Saved data entries
______________________________

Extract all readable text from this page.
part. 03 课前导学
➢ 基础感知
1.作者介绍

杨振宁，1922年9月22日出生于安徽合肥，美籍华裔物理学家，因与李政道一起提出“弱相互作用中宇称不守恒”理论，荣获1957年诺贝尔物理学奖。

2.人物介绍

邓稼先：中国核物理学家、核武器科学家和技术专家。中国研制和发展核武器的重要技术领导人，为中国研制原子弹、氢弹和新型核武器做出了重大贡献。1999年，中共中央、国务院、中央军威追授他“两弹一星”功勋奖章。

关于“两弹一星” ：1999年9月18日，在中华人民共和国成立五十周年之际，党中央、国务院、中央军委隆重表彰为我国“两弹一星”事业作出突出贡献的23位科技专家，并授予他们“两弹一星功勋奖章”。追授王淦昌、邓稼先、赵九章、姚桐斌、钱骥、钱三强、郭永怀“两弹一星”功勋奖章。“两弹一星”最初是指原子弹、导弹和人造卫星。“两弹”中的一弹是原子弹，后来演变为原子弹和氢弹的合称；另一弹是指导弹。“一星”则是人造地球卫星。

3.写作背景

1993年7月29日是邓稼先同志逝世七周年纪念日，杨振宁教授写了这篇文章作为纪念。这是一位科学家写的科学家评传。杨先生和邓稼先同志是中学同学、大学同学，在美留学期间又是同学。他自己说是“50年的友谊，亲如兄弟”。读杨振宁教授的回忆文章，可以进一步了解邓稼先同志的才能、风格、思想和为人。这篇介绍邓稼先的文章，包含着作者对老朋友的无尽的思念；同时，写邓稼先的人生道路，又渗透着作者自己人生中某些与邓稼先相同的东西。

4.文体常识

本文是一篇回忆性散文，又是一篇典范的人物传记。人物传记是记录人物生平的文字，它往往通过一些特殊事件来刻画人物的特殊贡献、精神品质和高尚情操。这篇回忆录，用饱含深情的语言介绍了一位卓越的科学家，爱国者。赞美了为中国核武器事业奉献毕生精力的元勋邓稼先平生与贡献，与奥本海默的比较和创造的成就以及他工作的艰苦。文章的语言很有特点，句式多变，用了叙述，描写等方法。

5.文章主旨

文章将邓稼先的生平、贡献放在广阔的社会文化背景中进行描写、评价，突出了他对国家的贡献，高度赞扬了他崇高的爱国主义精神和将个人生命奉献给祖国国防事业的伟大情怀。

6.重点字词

______________________________

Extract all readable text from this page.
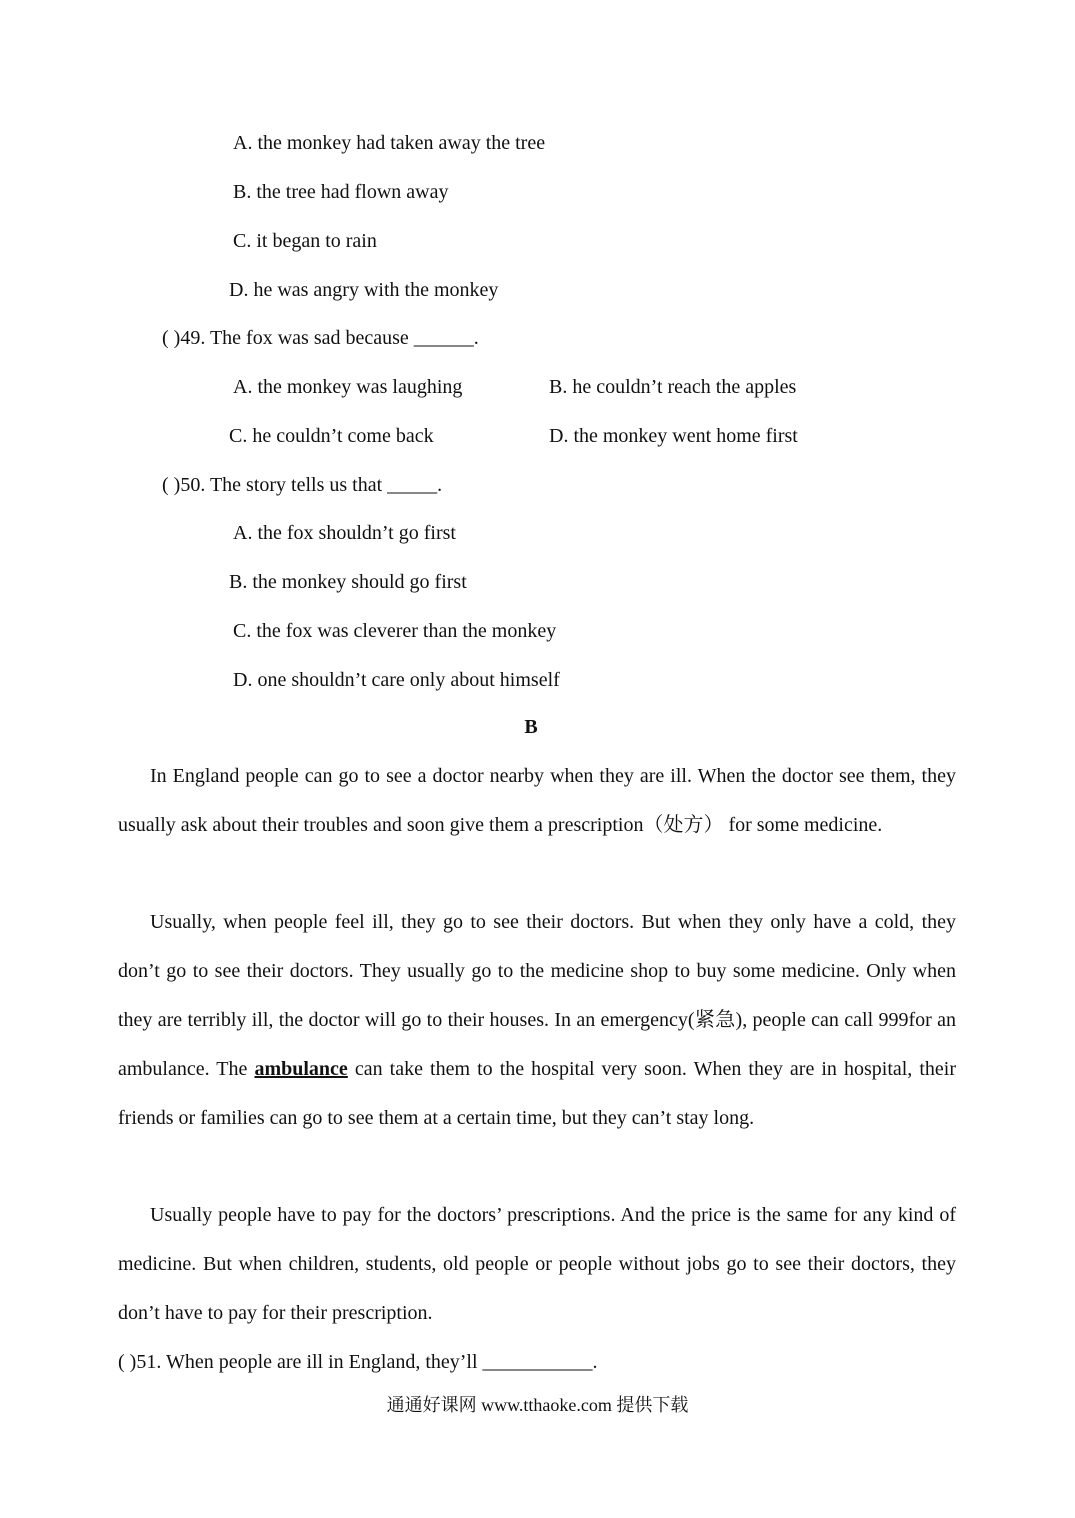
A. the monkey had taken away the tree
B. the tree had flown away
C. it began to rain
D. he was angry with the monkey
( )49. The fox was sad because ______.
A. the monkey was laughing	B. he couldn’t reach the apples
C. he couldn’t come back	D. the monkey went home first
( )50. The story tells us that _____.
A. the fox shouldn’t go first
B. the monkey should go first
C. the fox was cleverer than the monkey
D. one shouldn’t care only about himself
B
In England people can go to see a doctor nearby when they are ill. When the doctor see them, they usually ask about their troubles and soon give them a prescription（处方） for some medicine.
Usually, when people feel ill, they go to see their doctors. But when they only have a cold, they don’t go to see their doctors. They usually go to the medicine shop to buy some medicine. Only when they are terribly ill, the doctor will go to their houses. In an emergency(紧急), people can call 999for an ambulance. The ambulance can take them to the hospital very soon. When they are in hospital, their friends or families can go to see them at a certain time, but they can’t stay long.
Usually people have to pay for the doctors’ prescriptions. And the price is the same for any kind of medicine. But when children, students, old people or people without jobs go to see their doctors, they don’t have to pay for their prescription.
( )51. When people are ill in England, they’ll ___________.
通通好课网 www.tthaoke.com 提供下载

______________________________

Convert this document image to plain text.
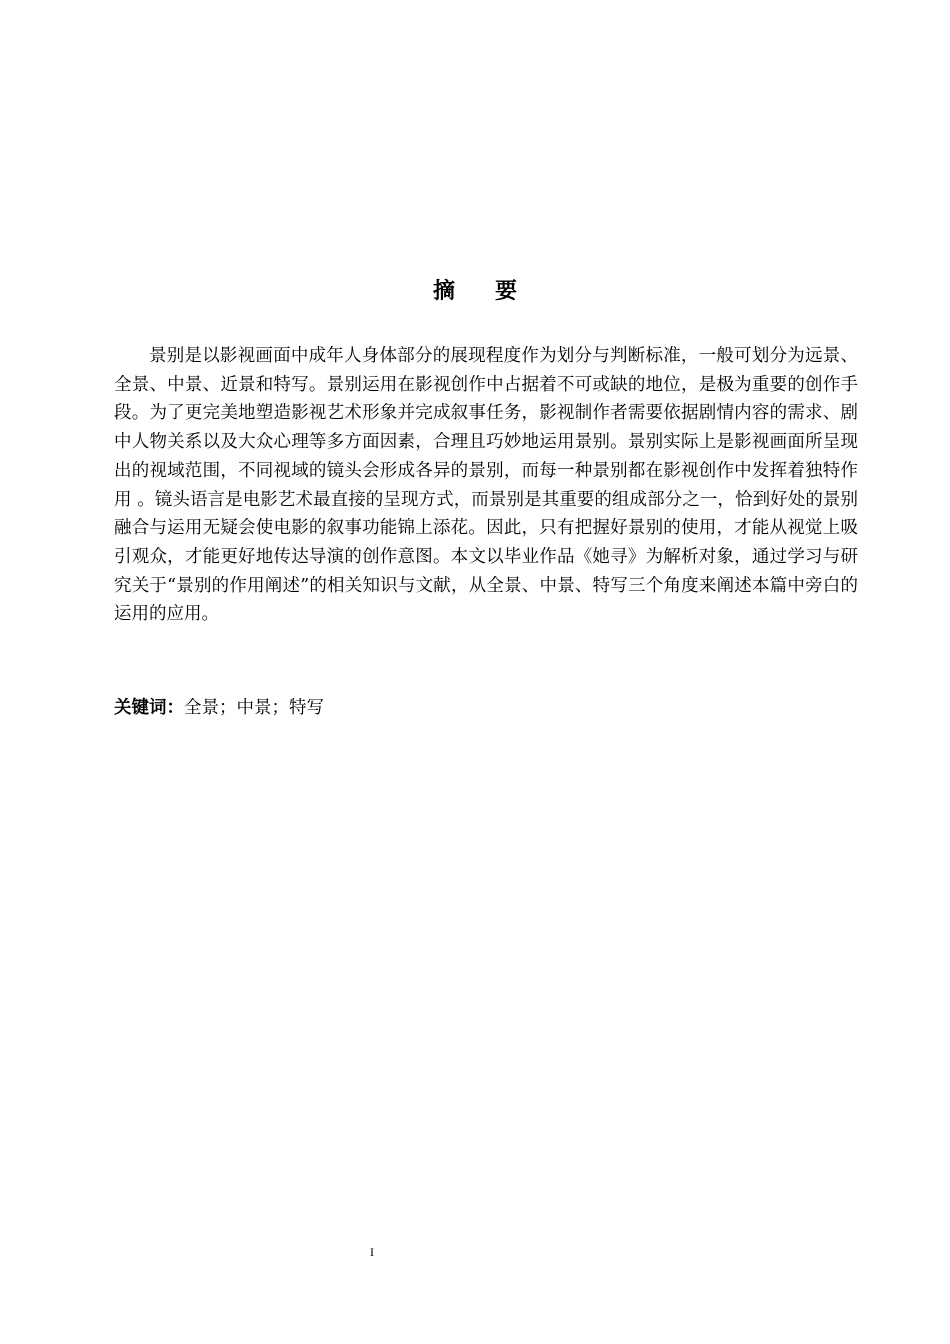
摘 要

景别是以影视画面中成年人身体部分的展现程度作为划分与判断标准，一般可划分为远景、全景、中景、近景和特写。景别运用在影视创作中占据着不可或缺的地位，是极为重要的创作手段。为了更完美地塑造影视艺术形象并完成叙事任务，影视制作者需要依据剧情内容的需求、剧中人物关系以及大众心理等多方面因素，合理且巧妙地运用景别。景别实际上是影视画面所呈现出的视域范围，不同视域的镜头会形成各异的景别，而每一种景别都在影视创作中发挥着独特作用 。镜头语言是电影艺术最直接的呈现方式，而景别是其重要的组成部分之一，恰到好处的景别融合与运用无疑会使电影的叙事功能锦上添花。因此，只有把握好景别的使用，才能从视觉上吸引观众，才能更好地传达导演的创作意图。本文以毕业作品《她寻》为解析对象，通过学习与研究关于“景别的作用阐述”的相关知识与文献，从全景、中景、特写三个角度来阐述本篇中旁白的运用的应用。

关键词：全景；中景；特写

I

______________________________

- _Problem_
Show every line from the entries above in which "couldn" appears.

- _Finished exercise_
A. the monkey was laughing	B. he couldn’t reach the apples
C. he couldn’t come back	D. the monkey went home first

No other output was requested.